:: Directions ::
In the listing below, pick out lines with "PAMA".

:: Supplied information ::
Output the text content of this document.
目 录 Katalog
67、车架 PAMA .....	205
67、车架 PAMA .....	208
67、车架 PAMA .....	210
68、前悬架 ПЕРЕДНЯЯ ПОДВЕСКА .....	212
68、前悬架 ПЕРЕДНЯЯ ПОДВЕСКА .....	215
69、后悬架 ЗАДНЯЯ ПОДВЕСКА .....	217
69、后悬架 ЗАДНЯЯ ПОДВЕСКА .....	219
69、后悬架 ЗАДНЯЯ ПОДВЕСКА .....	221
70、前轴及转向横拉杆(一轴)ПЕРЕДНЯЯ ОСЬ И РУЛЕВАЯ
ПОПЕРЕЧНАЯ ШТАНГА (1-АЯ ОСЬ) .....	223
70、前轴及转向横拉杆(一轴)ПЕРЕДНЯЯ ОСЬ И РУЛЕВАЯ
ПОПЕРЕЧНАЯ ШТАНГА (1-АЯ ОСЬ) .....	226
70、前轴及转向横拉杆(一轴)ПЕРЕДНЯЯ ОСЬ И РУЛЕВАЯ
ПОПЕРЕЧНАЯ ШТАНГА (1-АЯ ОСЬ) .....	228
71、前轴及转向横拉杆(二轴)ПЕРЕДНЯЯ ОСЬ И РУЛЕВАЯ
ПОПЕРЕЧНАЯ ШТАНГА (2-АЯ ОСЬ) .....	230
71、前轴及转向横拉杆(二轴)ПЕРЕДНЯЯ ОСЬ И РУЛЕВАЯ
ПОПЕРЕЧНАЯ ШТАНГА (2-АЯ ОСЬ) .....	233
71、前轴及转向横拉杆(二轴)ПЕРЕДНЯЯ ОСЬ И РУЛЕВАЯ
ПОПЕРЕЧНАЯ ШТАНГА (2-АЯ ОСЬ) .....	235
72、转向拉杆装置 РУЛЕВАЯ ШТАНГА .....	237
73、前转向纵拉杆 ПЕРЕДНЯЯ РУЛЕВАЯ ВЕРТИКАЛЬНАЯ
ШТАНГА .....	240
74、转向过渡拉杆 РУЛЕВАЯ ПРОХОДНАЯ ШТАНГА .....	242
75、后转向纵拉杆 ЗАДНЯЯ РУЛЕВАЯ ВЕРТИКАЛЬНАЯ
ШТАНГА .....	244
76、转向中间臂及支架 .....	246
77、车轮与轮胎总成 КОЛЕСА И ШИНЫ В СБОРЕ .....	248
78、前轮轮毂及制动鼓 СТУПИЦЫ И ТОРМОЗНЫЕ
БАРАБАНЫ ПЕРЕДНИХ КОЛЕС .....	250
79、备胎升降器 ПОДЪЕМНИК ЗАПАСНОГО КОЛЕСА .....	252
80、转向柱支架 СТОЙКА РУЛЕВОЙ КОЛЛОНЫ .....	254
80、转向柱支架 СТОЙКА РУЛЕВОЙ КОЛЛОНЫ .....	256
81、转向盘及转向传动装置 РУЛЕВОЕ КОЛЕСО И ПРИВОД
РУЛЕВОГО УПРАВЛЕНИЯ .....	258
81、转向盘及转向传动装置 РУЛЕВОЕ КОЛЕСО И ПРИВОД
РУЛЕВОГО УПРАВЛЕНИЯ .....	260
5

:: Solution for this exercise ::
67、车架 PAMA .....	205
67、车架 PAMA .....	208
67、车架 PAMA .....	210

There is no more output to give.